PROBLEM DETAILS. Identify the lines holding "fiempre" and copy them.

SUPPLIED INFORMATION.
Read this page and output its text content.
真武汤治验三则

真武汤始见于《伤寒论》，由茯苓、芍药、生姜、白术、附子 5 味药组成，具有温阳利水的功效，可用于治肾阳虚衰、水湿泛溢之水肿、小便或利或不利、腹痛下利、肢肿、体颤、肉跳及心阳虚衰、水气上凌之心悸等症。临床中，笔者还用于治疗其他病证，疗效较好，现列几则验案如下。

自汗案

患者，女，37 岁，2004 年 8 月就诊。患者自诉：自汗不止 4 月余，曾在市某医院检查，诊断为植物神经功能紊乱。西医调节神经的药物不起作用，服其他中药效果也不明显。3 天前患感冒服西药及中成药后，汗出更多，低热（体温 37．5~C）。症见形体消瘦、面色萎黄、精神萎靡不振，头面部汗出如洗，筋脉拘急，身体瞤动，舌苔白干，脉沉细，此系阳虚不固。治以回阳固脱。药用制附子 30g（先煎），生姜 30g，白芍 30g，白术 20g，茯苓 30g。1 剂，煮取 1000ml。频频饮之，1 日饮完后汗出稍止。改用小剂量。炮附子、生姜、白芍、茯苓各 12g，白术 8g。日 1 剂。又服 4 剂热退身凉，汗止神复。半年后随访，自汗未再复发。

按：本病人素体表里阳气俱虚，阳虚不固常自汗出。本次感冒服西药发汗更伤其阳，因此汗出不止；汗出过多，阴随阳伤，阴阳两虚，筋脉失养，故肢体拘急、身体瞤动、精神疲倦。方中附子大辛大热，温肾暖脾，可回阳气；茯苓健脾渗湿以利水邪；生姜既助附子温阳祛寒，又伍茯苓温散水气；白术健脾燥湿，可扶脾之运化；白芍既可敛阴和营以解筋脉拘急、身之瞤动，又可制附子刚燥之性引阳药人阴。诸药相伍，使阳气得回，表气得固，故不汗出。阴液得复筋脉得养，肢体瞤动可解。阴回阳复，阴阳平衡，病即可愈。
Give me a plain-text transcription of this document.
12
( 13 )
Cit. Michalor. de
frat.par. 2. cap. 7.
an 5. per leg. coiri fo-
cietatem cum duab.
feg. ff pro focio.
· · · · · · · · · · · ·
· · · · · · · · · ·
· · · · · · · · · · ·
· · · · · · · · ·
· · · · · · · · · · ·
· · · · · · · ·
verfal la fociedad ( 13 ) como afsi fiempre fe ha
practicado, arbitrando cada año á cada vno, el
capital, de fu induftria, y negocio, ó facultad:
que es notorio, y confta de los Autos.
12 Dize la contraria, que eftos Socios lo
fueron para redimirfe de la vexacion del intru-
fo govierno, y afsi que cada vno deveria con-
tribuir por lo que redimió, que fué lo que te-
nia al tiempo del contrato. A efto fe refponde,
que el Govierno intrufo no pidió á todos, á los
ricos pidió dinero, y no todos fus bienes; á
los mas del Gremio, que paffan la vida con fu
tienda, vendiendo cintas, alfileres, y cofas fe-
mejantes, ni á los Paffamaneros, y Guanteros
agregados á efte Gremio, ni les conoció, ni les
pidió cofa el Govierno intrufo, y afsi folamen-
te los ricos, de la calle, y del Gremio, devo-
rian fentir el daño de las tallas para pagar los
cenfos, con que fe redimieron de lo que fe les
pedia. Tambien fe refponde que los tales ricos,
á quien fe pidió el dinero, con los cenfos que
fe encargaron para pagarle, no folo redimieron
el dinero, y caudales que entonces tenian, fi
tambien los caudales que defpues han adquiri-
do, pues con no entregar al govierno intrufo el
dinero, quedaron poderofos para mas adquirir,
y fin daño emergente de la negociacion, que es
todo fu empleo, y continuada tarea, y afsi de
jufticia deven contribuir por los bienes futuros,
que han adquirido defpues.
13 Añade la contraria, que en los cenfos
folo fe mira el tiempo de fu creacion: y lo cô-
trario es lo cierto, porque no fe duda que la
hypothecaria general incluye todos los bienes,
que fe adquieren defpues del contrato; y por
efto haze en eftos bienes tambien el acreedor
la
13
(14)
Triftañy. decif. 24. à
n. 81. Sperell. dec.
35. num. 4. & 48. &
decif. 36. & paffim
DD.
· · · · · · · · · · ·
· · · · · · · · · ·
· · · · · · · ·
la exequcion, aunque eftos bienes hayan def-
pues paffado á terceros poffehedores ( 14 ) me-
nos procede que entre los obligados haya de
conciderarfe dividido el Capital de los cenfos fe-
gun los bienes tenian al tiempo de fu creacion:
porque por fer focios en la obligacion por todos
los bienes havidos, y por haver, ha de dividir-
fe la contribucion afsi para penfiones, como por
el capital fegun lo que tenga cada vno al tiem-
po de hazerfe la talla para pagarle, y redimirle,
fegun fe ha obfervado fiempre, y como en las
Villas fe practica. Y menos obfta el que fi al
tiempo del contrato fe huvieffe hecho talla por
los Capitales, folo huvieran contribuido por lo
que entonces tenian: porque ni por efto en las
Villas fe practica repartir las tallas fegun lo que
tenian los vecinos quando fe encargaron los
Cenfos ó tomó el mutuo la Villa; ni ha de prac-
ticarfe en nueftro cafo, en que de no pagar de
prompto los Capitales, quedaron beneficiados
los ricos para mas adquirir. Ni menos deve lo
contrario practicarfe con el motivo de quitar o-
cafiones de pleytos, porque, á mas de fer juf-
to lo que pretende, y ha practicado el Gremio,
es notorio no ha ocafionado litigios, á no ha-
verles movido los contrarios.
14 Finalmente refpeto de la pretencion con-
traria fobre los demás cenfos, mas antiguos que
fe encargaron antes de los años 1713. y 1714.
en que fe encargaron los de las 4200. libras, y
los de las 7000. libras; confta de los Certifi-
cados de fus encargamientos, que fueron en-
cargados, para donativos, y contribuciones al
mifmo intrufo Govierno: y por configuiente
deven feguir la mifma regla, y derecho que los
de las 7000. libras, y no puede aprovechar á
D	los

ANSWER FOR THE TASK.
verfal la fociedad ( 13 ) como afsi fiempre fe ha
fegun fe ha obfervado fiempre, y como en las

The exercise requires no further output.